[Dataset entries]
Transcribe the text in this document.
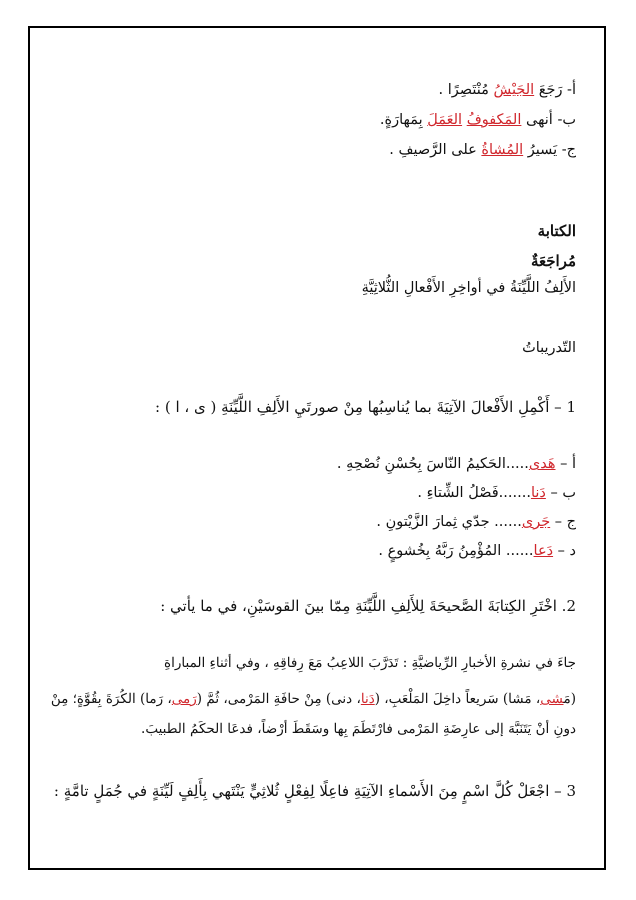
أ- رَجَعَ الجَيْشُ مُنْتَصِرًا .
ب- أنهى المَكفوفُ العَمَلَ بِمَهارَةٍ.
ج- يَسيرُ المُشاةُ على الرَّصيفِ .
الكتابة
مُراجَعَةٌ
الأَلِفُ اللَّيِّنَةُ في أواخِرِ الأَفْعالِ الثُّلاثِيَّةِ
التّدريباتُ
1 – أَكْمِلِ الأَفْعالَ الآتِيَةَ بما يُناسِبُها مِنْ صورتَيِ الأَلِفِ اللَّيِّنَةِ ( ى ، ا ) :
أ – هَدى.....الحَكيمُ النّاسَ بِحُسْنِ نُصْحِهِ .
ب – دَنا.......فَصْلُ الشِّتاءِ .
ج – جَرى...... جدّي ثِمارَ الزَّيْتونِ .
د – دَعا...... المُؤْمِنُ رَبَّهُ بِخُشوعٍ .
2. اخْتَرِ الكِتابَةَ الصَّحيحَةَ لِلأَلِفِ اللَّيِّنَةِ مِمّا بينَ القوسَيْنِ، في ما يأتي :
جاءَ في نشرةِ الأخبارِ الرِّياضيَّةِ : تَدَرَّبَ اللاعِبُ مَعَ رِفاقِهِ ، وفي أثناءِ المباراةِ
(مَشى، مَشا) سَريعاً داخِلَ المَلْعَبِ، (دَنا، دنى) مِنْ حافَةِ المَرْمى، ثُمَّ (رَمى، رَما) الكُرَةَ بِقُوَّةٍ؛ مِنْ دونِ أنْ يَتَنَبَّهَ إلى عارِضَةِ المَرْمى فارْتَطَمَ بِها وسَقَطَ أرْضاً، فدعَا الحكَمُ الطبيبَ.
3 – اجْعَلْ كُلَّ اسْمٍ مِنَ الأَسْماءِ الآتِيَةِ فاعِلًا لِفِعْلٍ ثُلاثِيٍّ يَنْتَهي بِأَلِفٍ لَيِّنَةٍ في جُمَلٍ تامَّةٍ :
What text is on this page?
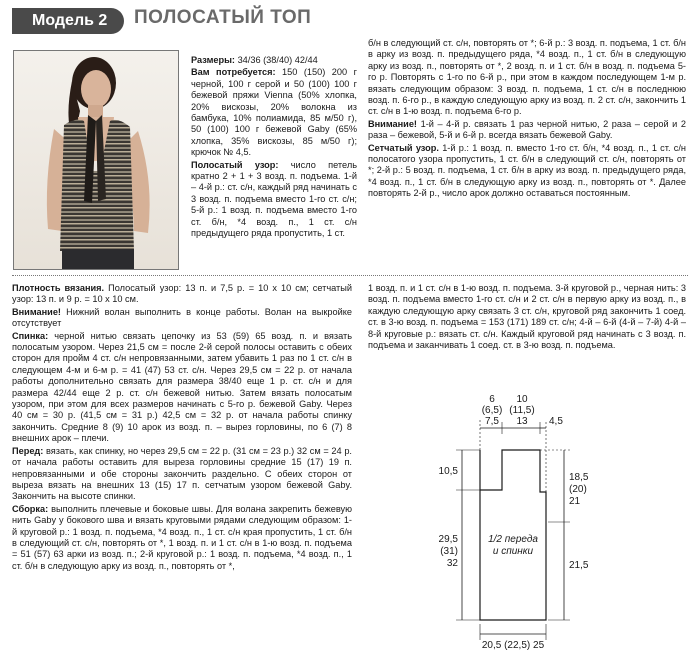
Модель 2	ПОЛОСАТЫЙ ТОП

Размеры: 34/36 (38/40) 42/44

Вам потребуется: 150 (150) 200 г черной, 100 г серой и 50 (100) 100 г бежевой пряжи Vienna (50% хлопка, 20% вискозы, 20% волокна из бамбука, 10% полиамида, 85 м/50 г), 50 (100) 100 г бежевой Gaby (65% хлопка, 35% вискозы, 85 м/50 г); крючок № 4,5.

Полосатый узор: число петель кратно 2 + 1 + 3 возд. п. подъема. 1-й – 4-й р.: ст. с/н, каждый ряд начинать с 3 возд. п. подъема вместо 1-го ст. с/н; 5-й р.: 1 возд. п. подъема вместо 1-го ст. б/н, *4 возд. п., 1 ст. с/н предыдущего ряда пропустить, 1 ст.

б/н в следующий ст. с/н, повторять от *; 6-й р.: 3 возд. п. подъема, 1 ст. б/н в арку из возд. п. предыдущего ряда, *4 возд. п., 1 ст. б/н в следующую арку из возд. п., повторять от *, 2 возд. п. и 1 ст. б/н в возд. п. подъема 5-го р. Повторять с 1-го по 6-й р., при этом в каждом последующем 1-м р. вязать следующим образом: 3 возд. п. подъема, 1 ст. с/н в последнюю возд. п. 6-го р., в каждую следующую арку из возд. п. 2 ст. с/н, закончить 1 ст. с/н в 1-ю возд. п. подъема 6-го р.

Внимание! 1-й – 4-й р. связать 1 раз черной нитью, 2 раза – серой и 2 раза – бежевой, 5-й и 6-й р. всегда вязать бежевой Gaby.

Сетчатый узор. 1-й р.: 1 возд. п. вместо 1-го ст. б/н, *4 возд. п., 1 ст. с/н полосатого узора пропустить, 1 ст. б/н в следующий ст. с/н, повторять от *; 2-й р.: 5 возд. п. подъема, 1 ст. б/н в арку из возд. п. предыдущего ряда, *4 возд. п., 1 ст. б/н в следующую арку из возд. п., повторять от *. Далее повторять 2-й р., число арок должно оставаться постоянным.

Плотность вязания. Полосатый узор: 13 п. и 7,5 р. = 10 х 10 см; сетчатый узор: 13 п. и 9 р. = 10 х 10 см.

Внимание! Нижний волан выполнить в конце работы. Волан на выкройке отсутствует

Спинка: черной нитью связать цепочку из 53 (59) 65 возд. п. и вязать полосатым узором. Через 21,5 см = после 2-й серой полосы оставить с обеих сторон для пройм 4 ст. с/н непровязанными, затем убавить 1 раз по 1 ст. с/н в следующем 4-м и 6-м р. = 41 (47) 53 ст. с/н. Через 29,5 см = 22 р. от начала работы дополнительно связать для размера 38/40 еще 1 р. ст. с/н и для размера 42/44 еще 2 р. ст. с/н бежевой нитью. Затем вязать полосатым узором, при этом для всех размеров начинать с 5-го р. бежевой Gaby. Через 40 см = 30 р. (41,5 см = 31 р.) 42,5 см = 32 р. от начала работы спинку закончить. Средние 8 (9) 10 арок из возд. п. – вырез горловины, по 6 (7) 8 внешних арок – плечи.

Перед: вязать, как спинку, но через 29,5 см = 22 р. (31 см = 23 р.) 32 см = 24 р. от начала работы оставить для выреза горловины средние 15 (17) 19 п. непровязанными и обе стороны закончить раздельно. С обеих сторон от выреза вязать на внешних 13 (15) 17 п. сетчатым узором бежевой Gaby. Закончить на высоте спинки.

Сборка: выполнить плечевые и боковые швы. Для волана закрепить бежевую нить Gaby у бокового шва и вязать круговыми рядами следующим образом: 1-й круговой р.: 1 возд. п. подъема, *4 возд. п., 1 ст. с/н края пропустить, 1 ст. б/н в следующий ст. с/н, повторять от *, 1 возд. п. и 1 ст. с/н в 1-ю возд. п. подъема = 51 (57) 63 арки из возд. п.; 2-й круговой р.: 1 возд. п. подъема, *4 возд. п., 1 ст. б/н в следующую арку из возд. п., повторять от *,

1 возд. п. и 1 ст. с/н в 1-ю возд. п. подъема. 3-й круговой р., черная нить: 3 возд. п. подъема вместо 1-го ст. с/н и 2 ст. с/н в первую арку из возд. п., в каждую следующую арку связать 3 ст. с/н, круговой ряд закончить 1 соед. ст. в 3-ю возд. п. подъема = 153 (171) 189 ст. с/н; 4-й – 6-й (4-й – 7-й) 4-й – 8-й круговые р.: вязать ст. с/н. Каждый круговой ряд начинать с 3 возд. п. подъема и заканчивать 1 соед. ст. в 3-ю возд. п. подъема.

6
(6,5)
7,5
10
(11,5)
13 4,5
10,5
29,5
(31)
32
18,5
(20)
21
21,5
1/2 переда
и спинки
20,5 (22,5) 25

◆ WHAT IS EXPECTED
Working from the lines above, reproduce the material exactly and exclude its pictures.

◆ ANSWER TO THE TASK
Transcribe the text in this document.
أ- رَجَعَ الجَيْشُ مُنْتَصِرًا .
ب- أنهى المَكفوفُ العَمَلَ بِمَهارَةٍ.
ج- يَسيرُ المُشاةُ على الرَّصيفِ .
الكتابة
مُراجَعَةٌ
الأَلِفُ اللَّيِّنَةُ في أواخِرِ الأَفْعالِ الثُّلاثِيَّةِ
التّدريباتُ
1 – أَكْمِلِ الأَفْعالَ الآتِيَةَ بما يُناسِبُها مِنْ صورتَيِ الأَلِفِ اللَّيِّنَةِ ( ى ، ا ) :
أ – هَدى.....الحَكيمُ النّاسَ بِحُسْنِ نُصْحِهِ .
ب – دَنا.......فَصْلُ الشِّتاءِ .
ج – جَرى...... جدّي ثِمارَ الزَّيْتونِ .
د – دَعا...... المُؤْمِنُ رَبَّهُ بِخُشوعٍ .
2. اخْتَرِ الكِتابَةَ الصَّحيحَةَ لِلأَلِفِ اللَّيِّنَةِ مِمّا بينَ القوسَيْنِ، في ما يأتي :
جاءَ في نشرةِ الأخبارِ الرِّياضيَّةِ : تَدَرَّبَ اللاعِبُ مَعَ رِفاقِهِ ، وفي أثناءِ المباراةِ
(مَشى، مَشا) سَريعاً داخِلَ المَلْعَبِ، (دَنا، دنى) مِنْ حافَةِ المَرْمى، ثُمَّ (رَمى، رَما) الكُرَةَ بِقُوَّةٍ؛ مِنْ دونِ أنْ يَتَنَبَّهَ إلى عارِضَةِ المَرْمى فارْتَطَمَ بِها وسَقَطَ أرْضاً، فدعَا الحكَمُ الطبيبَ.
3 – اجْعَلْ كُلَّ اسْمٍ مِنَ الأَسْماءِ الآتِيَةِ فاعِلًا لِفِعْلٍ ثُلاثِيٍّ يَنْتَهي بِأَلِفٍ لَيِّنَةٍ في جُمَلٍ تامَّةٍ :
What text is on this page?
Модель 2	ПОЛОСАТЫЙ ТОП

Размеры: 34/36 (38/40) 42/44

Вам потребуется: 150 (150) 200 г черной, 100 г серой и 50 (100) 100 г бежевой пряжи Vienna (50% хлопка, 20% вискозы, 20% волокна из бамбука, 10% полиамида, 85 м/50 г), 50 (100) 100 г бежевой Gaby (65% хлопка, 35% вискозы, 85 м/50 г); крючок № 4,5.

Полосатый узор: число петель кратно 2 + 1 + 3 возд. п. подъема. 1-й – 4-й р.: ст. с/н, каждый ряд начинать с 3 возд. п. подъема вместо 1-го ст. с/н; 5-й р.: 1 возд. п. подъема вместо 1-го ст. б/н, *4 возд. п., 1 ст. с/н предыдущего ряда пропустить, 1 ст.

б/н в следующий ст. с/н, повторять от *; 6-й р.: 3 возд. п. подъема, 1 ст. б/н в арку из возд. п. предыдущего ряда, *4 возд. п., 1 ст. б/н в следующую арку из возд. п., повторять от *, 2 возд. п. и 1 ст. б/н в возд. п. подъема 5-го р. Повторять с 1-го по 6-й р., при этом в каждом последующем 1-м р. вязать следующим образом: 3 возд. п. подъема, 1 ст. с/н в последнюю возд. п. 6-го р., в каждую следующую арку из возд. п. 2 ст. с/н, закончить 1 ст. с/н в 1-ю возд. п. подъема 6-го р.

Внимание! 1-й – 4-й р. связать 1 раз черной нитью, 2 раза – серой и 2 раза – бежевой, 5-й и 6-й р. всегда вязать бежевой Gaby.

Сетчатый узор. 1-й р.: 1 возд. п. вместо 1-го ст. б/н, *4 возд. п., 1 ст. с/н полосатого узора пропустить, 1 ст. б/н в следующий ст. с/н, повторять от *; 2-й р.: 5 возд. п. подъема, 1 ст. б/н в арку из возд. п. предыдущего ряда, *4 возд. п., 1 ст. б/н в следующую арку из возд. п., повторять от *. Далее повторять 2-й р., число арок должно оставаться постоянным.

Плотность вязания. Полосатый узор: 13 п. и 7,5 р. = 10 х 10 см; сетчатый узор: 13 п. и 9 р. = 10 х 10 см.

Внимание! Нижний волан выполнить в конце работы. Волан на выкройке отсутствует

Спинка: черной нитью связать цепочку из 53 (59) 65 возд. п. и вязать полосатым узором. Через 21,5 см = после 2-й серой полосы оставить с обеих сторон для пройм 4 ст. с/н непровязанными, затем убавить 1 раз по 1 ст. с/н в следующем 4-м и 6-м р. = 41 (47) 53 ст. с/н. Через 29,5 см = 22 р. от начала работы дополнительно связать для размера 38/40 еще 1 р. ст. с/н и для размера 42/44 еще 2 р. ст. с/н бежевой нитью. Затем вязать полосатым узором, при этом для всех размеров начинать с 5-го р. бежевой Gaby. Через 40 см = 30 р. (41,5 см = 31 р.) 42,5 см = 32 р. от начала работы спинку закончить. Средние 8 (9) 10 арок из возд. п. – вырез горловины, по 6 (7) 8 внешних арок – плечи.

Перед: вязать, как спинку, но через 29,5 см = 22 р. (31 см = 23 р.) 32 см = 24 р. от начала работы оставить для выреза горловины средние 15 (17) 19 п. непровязанными и обе стороны закончить раздельно. С обеих сторон от выреза вязать на внешних 13 (15) 17 п. сетчатым узором бежевой Gaby. Закончить на высоте спинки.

Сборка: выполнить плечевые и боковые швы. Для волана закрепить бежевую нить Gaby у бокового шва и вязать круговыми рядами следующим образом: 1-й круговой р.: 1 возд. п. подъема, *4 возд. п., 1 ст. с/н края пропустить, 1 ст. б/н в следующий ст. с/н, повторять от *, 1 возд. п. и 1 ст. с/н в 1-ю возд. п. подъема = 51 (57) 63 арки из возд. п.; 2-й круговой р.: 1 возд. п. подъема, *4 возд. п., 1 ст. б/н в следующую арку из возд. п., повторять от *,

1 возд. п. и 1 ст. с/н в 1-ю возд. п. подъема. 3-й круговой р., черная нить: 3 возд. п. подъема вместо 1-го ст. с/н и 2 ст. с/н в первую арку из возд. п., в каждую следующую арку связать 3 ст. с/н, круговой ряд закончить 1 соед. ст. в 3-ю возд. п. подъема = 153 (171) 189 ст. с/н; 4-й – 6-й (4-й – 7-й) 4-й – 8-й круговые р.: вязать ст. с/н. Каждый круговой ряд начинать с 3 возд. п. подъема и заканчивать 1 соед. ст. в 3-ю возд. п. подъема.

6
(6,5)
7,5
10
(11,5)
13 4,5
10,5
29,5
(31)
32
18,5
(20)
21
21,5
1/2 переда
и спинки
20,5 (22,5) 25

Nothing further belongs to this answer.